EXTRACTED DATA:
----------------

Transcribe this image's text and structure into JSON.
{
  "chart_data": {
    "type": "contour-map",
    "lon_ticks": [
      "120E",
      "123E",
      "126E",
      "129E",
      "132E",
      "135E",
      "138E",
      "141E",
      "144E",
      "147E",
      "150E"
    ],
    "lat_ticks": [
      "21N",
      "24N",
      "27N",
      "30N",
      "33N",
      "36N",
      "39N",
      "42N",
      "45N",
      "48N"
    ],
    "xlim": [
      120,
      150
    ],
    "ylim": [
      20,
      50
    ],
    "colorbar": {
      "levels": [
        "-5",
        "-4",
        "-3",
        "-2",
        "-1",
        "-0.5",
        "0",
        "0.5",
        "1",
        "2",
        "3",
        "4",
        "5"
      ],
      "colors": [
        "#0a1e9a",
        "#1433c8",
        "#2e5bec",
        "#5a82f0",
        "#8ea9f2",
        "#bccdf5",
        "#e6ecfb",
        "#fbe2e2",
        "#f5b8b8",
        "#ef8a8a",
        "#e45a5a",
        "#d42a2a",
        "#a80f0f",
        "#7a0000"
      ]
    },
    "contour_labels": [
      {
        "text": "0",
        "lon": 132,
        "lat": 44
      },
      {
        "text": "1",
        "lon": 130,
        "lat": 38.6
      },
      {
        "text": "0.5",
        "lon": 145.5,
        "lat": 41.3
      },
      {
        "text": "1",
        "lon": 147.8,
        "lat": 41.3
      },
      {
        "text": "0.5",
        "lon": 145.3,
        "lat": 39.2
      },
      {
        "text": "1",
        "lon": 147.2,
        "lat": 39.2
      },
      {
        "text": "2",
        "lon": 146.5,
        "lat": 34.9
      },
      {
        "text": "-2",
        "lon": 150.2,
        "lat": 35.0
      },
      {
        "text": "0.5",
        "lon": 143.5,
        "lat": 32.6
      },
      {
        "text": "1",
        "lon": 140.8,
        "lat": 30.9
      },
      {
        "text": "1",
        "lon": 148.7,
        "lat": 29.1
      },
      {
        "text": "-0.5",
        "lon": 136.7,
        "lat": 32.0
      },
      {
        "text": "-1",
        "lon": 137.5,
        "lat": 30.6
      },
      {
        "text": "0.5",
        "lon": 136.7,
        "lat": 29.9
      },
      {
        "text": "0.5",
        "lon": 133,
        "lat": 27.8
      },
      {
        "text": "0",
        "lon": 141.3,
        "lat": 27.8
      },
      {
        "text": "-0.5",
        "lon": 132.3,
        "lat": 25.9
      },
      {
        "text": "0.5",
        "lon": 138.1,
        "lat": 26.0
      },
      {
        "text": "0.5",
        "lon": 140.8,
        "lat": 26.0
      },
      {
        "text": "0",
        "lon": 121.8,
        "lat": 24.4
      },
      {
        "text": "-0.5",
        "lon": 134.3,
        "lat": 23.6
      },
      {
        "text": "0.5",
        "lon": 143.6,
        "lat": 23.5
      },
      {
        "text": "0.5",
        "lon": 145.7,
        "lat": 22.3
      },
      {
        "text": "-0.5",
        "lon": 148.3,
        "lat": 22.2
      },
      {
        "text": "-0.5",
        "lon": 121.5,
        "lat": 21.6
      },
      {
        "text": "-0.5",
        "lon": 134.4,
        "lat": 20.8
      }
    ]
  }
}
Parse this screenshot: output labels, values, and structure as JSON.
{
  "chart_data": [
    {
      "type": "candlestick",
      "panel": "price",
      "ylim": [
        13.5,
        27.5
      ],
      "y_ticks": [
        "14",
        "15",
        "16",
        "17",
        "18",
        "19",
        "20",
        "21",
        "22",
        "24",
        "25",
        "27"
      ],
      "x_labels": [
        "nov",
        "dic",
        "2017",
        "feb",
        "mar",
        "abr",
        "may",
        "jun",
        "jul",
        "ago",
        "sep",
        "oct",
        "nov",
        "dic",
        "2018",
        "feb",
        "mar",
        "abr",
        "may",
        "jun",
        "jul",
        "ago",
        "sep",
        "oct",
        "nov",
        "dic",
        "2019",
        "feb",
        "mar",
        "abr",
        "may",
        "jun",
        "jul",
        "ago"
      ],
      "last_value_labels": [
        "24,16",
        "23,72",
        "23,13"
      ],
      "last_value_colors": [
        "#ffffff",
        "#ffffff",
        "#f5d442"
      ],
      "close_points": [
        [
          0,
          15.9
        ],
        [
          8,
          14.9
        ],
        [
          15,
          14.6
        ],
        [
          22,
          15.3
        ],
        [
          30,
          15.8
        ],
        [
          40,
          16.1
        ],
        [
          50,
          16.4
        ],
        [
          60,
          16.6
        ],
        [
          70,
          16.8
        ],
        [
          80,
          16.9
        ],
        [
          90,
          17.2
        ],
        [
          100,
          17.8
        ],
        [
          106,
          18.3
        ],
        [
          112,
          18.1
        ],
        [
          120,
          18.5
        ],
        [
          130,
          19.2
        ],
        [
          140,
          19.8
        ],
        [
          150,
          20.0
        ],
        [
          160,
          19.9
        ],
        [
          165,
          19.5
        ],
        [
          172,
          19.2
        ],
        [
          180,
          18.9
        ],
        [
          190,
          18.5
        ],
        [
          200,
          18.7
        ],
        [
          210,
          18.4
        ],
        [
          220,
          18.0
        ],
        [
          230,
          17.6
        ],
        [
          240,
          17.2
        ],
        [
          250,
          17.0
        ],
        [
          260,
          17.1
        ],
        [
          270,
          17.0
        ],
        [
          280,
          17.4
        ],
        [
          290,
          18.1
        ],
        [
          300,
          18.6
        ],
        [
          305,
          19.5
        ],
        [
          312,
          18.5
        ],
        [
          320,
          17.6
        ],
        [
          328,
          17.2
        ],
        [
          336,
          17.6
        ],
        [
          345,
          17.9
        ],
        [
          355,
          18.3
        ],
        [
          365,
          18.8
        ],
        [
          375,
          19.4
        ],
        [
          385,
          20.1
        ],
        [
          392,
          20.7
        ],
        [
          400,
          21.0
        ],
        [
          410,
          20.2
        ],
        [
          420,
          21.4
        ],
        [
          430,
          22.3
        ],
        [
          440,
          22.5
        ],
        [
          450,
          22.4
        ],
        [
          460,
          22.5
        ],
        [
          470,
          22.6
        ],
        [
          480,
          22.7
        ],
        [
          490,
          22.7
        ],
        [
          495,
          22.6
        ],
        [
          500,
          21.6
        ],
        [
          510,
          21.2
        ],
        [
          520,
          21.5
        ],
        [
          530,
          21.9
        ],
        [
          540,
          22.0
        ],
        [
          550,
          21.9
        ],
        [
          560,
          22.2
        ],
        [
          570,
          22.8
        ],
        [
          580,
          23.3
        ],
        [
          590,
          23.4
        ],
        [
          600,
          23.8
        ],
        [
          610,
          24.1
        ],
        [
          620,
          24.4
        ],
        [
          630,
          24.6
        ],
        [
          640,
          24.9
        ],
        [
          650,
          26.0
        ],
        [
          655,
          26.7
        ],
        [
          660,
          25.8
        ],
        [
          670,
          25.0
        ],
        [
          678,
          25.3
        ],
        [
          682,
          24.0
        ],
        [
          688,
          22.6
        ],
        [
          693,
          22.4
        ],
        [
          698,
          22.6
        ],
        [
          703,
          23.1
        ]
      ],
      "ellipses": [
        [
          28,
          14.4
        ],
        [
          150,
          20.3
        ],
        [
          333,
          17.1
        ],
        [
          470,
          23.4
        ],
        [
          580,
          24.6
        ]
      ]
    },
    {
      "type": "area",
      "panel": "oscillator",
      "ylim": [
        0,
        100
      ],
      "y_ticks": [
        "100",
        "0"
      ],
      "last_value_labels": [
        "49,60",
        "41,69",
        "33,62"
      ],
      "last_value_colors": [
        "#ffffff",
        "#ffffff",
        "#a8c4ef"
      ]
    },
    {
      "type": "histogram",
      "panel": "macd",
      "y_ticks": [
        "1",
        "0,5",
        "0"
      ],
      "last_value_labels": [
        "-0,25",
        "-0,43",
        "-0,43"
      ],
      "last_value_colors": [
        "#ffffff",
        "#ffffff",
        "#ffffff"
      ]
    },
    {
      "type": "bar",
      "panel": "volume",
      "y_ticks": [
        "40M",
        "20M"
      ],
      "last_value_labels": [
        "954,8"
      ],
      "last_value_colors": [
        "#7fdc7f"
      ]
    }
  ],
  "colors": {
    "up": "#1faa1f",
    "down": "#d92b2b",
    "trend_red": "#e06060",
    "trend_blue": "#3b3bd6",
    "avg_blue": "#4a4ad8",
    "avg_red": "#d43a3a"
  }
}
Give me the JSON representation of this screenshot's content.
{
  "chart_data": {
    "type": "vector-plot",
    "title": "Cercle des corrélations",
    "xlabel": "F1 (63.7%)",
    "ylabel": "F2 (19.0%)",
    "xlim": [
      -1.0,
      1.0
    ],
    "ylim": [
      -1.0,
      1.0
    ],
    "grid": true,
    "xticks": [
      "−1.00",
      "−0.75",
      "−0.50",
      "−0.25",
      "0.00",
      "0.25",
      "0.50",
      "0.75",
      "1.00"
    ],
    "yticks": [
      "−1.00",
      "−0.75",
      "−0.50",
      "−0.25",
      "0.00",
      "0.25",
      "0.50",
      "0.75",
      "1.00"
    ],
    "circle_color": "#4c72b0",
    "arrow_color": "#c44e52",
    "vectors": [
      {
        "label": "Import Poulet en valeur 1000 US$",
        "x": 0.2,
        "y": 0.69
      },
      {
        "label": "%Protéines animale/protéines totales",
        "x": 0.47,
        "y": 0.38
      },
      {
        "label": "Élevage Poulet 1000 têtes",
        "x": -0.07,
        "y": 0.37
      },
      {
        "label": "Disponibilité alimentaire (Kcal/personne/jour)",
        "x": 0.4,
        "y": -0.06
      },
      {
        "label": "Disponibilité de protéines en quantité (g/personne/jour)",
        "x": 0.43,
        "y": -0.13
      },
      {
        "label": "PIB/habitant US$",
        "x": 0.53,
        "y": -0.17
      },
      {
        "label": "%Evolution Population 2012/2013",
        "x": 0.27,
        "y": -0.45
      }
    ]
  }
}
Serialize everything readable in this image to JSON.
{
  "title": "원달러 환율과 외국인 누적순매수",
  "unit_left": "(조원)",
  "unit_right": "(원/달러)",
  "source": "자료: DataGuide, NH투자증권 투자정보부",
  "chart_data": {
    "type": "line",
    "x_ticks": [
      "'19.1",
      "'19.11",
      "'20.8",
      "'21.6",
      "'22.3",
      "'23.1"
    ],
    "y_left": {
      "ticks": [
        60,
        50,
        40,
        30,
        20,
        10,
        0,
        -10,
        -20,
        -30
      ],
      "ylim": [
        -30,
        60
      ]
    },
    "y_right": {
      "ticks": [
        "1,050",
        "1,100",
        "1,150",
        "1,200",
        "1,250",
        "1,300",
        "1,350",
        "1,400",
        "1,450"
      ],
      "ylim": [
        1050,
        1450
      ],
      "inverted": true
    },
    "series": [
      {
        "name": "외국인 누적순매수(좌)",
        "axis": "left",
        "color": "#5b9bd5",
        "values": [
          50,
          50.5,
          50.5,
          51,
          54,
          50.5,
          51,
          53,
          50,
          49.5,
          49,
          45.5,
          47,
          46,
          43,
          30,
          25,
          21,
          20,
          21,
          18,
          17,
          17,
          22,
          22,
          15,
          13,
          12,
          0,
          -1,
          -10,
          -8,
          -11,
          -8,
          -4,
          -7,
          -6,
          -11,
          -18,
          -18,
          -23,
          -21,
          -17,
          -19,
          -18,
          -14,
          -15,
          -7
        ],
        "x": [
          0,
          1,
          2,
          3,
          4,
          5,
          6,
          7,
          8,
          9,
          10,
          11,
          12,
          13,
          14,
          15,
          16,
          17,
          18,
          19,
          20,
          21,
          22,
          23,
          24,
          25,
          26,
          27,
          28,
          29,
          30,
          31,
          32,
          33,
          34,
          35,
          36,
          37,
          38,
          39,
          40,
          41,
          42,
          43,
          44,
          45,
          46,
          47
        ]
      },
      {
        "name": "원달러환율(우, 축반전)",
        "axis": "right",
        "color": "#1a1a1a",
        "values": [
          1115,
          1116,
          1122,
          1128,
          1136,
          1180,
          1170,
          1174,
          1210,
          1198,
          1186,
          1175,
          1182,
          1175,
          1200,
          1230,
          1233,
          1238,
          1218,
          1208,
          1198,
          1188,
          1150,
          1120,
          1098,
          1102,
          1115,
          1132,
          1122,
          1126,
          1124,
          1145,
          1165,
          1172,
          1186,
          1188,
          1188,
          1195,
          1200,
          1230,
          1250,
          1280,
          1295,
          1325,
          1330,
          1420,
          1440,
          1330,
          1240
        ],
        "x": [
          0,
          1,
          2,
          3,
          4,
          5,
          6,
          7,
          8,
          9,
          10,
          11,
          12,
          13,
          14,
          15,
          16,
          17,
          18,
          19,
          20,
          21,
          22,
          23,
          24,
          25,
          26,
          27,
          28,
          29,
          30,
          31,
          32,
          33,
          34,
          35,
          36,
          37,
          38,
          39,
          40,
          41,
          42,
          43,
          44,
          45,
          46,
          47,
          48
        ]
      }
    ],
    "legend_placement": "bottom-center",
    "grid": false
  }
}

----------------

TASK INSTRUCTIONS: Identify the lines above that contain the word "Poulet", then copy them.

SOLUTION:
        "label": "Import Poulet en valeur 1000 US$",
        "label": "Élevage Poulet 1000 têtes",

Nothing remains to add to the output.